What the task requires:
Count each line in which the word "Tasa" appears. Reply with the total and nothing more.

----- Data supplied -----

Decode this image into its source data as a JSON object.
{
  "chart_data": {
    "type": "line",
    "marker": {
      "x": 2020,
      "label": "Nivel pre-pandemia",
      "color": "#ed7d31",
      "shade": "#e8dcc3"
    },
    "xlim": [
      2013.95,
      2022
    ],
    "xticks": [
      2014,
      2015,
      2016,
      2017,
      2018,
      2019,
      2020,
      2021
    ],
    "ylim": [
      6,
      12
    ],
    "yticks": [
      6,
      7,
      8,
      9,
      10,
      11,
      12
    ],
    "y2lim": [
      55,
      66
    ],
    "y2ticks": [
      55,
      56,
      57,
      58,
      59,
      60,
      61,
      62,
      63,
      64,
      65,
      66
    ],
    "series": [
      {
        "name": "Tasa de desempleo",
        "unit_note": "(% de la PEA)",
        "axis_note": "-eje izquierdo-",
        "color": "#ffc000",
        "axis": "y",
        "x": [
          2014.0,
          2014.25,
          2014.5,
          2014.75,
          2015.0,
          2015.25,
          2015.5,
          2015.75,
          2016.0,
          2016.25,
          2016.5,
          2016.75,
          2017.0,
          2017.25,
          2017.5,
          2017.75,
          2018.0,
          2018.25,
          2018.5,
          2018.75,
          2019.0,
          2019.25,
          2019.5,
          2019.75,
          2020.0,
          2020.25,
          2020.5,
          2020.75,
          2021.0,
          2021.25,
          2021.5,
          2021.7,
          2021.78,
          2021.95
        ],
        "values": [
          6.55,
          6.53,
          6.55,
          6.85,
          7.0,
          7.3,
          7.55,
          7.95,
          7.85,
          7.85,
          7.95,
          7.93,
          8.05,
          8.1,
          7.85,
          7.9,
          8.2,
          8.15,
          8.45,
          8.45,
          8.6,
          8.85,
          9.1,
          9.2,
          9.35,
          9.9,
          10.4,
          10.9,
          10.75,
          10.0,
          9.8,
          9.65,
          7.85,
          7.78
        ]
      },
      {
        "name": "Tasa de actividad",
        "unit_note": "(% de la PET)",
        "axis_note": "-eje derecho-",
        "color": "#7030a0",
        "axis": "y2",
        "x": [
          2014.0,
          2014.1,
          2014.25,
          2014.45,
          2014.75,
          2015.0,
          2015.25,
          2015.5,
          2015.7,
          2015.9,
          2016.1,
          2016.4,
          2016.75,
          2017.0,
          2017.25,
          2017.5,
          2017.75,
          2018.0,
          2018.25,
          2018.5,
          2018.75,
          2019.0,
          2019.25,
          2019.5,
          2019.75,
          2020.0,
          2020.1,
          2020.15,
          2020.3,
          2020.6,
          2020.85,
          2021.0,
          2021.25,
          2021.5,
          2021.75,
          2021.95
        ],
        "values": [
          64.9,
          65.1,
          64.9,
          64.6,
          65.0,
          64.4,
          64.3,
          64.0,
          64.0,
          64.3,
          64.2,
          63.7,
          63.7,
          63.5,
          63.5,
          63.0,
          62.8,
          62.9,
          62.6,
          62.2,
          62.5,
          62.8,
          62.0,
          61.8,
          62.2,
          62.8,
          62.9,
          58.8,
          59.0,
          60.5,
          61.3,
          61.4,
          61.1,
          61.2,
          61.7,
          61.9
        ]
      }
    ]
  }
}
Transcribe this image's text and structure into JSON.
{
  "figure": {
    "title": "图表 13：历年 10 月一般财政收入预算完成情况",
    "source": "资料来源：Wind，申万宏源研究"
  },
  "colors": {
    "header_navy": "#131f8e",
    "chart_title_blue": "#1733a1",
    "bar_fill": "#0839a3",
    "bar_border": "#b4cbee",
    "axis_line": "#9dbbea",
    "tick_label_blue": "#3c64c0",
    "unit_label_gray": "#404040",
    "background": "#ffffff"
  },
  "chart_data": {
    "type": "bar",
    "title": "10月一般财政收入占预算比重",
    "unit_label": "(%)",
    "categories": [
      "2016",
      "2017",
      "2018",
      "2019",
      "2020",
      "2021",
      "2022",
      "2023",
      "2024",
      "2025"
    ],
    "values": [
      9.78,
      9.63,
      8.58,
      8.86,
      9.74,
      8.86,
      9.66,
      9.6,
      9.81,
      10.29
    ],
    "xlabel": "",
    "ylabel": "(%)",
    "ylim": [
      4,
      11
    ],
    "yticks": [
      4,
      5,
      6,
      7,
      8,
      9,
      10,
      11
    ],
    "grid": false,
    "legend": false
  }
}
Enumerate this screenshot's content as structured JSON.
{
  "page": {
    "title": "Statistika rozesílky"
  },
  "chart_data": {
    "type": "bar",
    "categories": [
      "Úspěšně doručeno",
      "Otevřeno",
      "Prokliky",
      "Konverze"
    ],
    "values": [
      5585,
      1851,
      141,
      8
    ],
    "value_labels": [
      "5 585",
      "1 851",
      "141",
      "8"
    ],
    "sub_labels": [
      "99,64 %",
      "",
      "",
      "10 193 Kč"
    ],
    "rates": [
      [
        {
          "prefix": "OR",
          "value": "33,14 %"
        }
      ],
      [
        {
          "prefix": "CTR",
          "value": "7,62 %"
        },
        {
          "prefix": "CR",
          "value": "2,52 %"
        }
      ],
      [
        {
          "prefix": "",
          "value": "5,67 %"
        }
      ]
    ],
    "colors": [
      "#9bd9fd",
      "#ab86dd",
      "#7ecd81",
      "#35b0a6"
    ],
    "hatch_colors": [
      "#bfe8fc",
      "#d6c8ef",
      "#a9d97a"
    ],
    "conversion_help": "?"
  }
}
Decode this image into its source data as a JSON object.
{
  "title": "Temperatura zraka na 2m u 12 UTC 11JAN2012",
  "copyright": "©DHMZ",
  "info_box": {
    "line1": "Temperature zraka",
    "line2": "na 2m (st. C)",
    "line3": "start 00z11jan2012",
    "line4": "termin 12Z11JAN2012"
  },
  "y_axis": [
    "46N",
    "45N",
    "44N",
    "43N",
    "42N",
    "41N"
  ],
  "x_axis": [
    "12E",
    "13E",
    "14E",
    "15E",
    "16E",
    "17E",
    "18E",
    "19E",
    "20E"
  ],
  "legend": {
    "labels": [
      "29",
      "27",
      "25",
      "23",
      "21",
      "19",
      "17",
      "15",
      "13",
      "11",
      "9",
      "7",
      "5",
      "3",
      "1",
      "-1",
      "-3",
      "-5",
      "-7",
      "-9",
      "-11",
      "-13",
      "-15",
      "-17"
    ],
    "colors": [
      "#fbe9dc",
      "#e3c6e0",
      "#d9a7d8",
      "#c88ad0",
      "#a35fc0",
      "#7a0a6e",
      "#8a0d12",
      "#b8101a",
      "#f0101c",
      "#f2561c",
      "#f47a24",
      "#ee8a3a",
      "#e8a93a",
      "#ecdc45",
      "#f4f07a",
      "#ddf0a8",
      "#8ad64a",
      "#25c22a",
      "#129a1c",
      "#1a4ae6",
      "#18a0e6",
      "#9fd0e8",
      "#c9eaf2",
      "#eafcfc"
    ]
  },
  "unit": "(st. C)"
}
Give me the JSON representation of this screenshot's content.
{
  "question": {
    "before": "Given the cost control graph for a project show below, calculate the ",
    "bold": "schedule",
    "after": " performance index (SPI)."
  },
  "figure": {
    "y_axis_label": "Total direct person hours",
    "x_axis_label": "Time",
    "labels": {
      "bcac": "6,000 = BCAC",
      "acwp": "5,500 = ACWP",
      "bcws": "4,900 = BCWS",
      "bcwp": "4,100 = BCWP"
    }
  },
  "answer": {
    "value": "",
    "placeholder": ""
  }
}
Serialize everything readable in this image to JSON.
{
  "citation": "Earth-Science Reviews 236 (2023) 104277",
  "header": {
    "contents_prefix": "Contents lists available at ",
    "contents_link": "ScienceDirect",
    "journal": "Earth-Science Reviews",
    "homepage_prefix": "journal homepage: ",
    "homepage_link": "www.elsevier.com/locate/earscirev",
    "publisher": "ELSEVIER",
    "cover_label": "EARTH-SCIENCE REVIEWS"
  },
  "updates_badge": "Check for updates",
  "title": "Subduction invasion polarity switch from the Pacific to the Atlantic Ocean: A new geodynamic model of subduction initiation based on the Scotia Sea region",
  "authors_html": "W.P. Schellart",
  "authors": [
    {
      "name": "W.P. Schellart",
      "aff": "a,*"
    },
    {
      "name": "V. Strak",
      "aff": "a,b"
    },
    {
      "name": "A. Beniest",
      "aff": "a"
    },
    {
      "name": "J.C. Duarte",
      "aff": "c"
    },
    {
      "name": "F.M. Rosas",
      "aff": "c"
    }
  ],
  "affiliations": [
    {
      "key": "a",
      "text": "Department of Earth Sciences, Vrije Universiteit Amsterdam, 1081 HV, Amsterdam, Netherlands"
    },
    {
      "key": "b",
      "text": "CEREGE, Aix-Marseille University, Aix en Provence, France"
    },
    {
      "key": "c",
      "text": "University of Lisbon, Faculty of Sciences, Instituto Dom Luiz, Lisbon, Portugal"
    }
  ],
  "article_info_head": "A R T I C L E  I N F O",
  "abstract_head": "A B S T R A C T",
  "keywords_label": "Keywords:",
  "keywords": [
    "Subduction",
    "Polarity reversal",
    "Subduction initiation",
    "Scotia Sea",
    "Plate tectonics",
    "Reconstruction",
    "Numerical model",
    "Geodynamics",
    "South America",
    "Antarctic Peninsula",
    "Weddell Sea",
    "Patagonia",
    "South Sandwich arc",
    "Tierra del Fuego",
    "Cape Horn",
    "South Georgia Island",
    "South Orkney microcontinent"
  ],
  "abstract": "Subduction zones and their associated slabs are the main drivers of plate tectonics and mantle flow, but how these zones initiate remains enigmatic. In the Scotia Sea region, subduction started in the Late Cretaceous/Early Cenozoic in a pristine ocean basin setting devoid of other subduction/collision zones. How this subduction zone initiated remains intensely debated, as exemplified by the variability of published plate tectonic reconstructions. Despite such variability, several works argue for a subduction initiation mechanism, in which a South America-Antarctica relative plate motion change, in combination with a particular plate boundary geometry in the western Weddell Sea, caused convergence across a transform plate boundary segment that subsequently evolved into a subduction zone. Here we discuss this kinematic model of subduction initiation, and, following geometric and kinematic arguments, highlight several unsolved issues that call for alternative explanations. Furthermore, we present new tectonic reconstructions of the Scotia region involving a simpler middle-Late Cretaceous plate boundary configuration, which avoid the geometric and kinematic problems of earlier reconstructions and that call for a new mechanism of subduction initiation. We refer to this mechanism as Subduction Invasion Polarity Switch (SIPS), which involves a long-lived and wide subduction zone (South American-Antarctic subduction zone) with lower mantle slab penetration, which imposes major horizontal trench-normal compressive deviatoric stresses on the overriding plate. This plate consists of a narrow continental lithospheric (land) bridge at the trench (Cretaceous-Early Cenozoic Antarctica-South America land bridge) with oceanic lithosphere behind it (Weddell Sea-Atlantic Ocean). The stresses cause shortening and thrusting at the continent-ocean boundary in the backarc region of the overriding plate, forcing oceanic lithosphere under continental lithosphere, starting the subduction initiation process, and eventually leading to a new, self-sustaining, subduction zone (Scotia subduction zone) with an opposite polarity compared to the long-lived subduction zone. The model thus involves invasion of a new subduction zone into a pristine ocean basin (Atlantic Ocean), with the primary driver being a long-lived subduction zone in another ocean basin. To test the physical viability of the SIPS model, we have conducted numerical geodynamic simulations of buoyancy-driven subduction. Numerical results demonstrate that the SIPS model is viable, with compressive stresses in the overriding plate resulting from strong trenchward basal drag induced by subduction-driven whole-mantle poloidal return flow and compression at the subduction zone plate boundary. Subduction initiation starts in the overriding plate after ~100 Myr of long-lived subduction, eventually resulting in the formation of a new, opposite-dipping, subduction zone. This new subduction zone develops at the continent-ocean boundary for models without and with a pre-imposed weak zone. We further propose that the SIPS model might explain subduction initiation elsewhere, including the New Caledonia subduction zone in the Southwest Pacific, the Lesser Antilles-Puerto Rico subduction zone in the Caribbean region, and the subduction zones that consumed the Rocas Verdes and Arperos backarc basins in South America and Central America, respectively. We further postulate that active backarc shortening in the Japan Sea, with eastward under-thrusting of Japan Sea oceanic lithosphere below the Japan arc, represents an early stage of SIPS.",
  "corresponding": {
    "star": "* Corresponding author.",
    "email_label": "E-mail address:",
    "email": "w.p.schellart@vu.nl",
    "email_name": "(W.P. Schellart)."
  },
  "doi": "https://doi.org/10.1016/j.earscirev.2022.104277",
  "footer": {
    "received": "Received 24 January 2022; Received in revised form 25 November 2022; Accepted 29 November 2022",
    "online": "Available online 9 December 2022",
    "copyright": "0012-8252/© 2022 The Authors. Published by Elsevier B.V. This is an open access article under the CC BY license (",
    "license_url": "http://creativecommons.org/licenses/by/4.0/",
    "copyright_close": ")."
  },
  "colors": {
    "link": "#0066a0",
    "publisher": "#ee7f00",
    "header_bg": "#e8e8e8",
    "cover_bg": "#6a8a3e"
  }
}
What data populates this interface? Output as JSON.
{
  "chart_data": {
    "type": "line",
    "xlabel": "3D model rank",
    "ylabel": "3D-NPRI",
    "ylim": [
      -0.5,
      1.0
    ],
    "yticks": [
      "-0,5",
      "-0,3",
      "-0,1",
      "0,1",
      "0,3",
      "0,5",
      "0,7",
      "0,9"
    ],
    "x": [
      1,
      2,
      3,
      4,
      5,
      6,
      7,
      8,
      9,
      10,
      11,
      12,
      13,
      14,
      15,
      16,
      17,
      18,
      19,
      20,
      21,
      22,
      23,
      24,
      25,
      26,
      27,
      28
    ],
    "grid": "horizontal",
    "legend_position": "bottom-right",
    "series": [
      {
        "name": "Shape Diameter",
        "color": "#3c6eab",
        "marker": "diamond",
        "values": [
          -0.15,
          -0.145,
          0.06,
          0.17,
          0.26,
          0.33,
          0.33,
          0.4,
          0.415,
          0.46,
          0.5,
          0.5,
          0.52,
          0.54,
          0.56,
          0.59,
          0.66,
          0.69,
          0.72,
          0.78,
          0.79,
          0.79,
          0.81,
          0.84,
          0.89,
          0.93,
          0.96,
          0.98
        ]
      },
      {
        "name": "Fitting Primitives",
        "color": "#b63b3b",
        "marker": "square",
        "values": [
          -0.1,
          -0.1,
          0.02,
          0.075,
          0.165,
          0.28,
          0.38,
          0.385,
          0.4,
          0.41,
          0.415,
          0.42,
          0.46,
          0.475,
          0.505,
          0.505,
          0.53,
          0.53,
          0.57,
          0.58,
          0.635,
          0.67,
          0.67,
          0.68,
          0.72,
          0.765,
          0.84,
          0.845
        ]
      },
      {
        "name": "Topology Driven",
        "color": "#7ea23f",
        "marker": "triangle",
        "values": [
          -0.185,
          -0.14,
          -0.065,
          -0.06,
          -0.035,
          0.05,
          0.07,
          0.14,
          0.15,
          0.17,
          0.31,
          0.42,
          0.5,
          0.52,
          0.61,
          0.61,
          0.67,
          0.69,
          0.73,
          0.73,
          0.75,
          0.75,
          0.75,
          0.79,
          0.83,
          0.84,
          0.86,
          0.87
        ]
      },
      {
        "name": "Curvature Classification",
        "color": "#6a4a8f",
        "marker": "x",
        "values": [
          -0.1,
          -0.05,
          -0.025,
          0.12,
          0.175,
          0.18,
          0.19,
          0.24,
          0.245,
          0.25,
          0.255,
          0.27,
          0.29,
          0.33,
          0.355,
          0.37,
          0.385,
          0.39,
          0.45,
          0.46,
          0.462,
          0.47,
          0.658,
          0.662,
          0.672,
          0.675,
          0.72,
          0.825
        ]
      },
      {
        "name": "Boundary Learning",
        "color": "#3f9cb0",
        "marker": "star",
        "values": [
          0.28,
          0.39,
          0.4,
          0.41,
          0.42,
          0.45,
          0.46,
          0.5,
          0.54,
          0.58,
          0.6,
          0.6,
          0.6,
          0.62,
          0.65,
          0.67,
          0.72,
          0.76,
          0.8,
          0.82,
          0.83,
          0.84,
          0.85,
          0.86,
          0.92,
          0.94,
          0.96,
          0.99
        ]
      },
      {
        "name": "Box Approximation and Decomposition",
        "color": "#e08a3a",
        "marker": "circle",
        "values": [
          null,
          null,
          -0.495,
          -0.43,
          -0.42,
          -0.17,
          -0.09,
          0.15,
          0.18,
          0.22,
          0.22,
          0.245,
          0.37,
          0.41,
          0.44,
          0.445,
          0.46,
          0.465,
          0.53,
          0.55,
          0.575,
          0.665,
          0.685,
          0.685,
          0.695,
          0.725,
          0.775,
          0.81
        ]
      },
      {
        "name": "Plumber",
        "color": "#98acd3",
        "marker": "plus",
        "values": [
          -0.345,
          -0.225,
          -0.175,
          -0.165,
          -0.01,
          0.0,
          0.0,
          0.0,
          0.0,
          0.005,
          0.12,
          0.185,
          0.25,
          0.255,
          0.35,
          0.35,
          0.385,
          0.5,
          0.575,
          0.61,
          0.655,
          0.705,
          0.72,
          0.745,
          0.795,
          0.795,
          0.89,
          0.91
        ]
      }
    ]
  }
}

-----

The solution:
2